— BEGIN EXTRACTED ENTRIES —
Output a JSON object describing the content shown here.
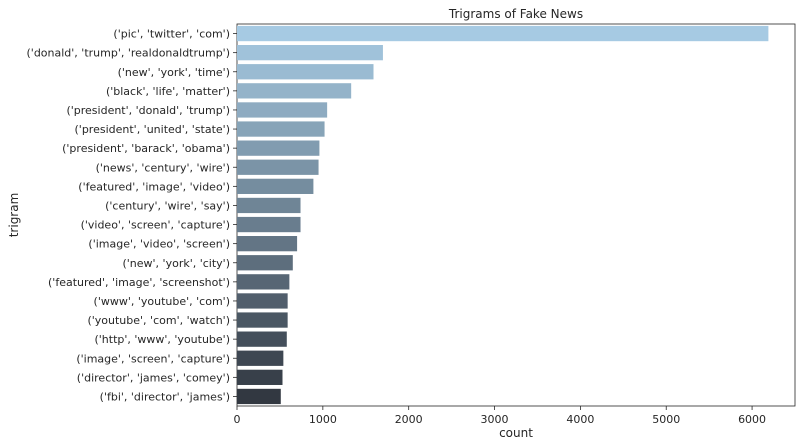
{
  "chart_data": {
    "type": "bar",
    "orientation": "horizontal",
    "title": "Trigrams of Fake News",
    "xlabel": "count",
    "ylabel": "trigram",
    "xlim": [
      0,
      6500
    ],
    "xticks": [
      0,
      1000,
      2000,
      3000,
      4000,
      5000,
      6000
    ],
    "grid": false,
    "categories": [
      "('pic', 'twitter', 'com')",
      "('donald', 'trump', 'realdonaldtrump')",
      "('new', 'york', 'time')",
      "('black', 'life', 'matter')",
      "('president', 'donald', 'trump')",
      "('president', 'united', 'state')",
      "('president', 'barack', 'obama')",
      "('news', 'century', 'wire')",
      "('featured', 'image', 'video')",
      "('century', 'wire', 'say')",
      "('video', 'screen', 'capture')",
      "('image', 'video', 'screen')",
      "('new', 'york', 'city')",
      "('featured', 'image', 'screenshot')",
      "('www', 'youtube', 'com')",
      "('youtube', 'com', 'watch')",
      "('http', 'www', 'youtube')",
      "('image', 'screen', 'capture')",
      "('director', 'james', 'comey')",
      "('fbi', 'director', 'james')"
    ],
    "values": [
      6190,
      1700,
      1590,
      1330,
      1050,
      1020,
      960,
      950,
      890,
      740,
      740,
      700,
      650,
      610,
      590,
      590,
      580,
      540,
      530,
      510
    ],
    "palette_start": "#a6cae3",
    "palette_end": "#323841"
  }
}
— END EXTRACTED ENTRIES —
- [THE TASK]:
Show every line in the records above that contains the word "james".

- [SOLUTION BELOW]:
      "('director', 'james', 'comey')",
      "('fbi', 'director', 'james')"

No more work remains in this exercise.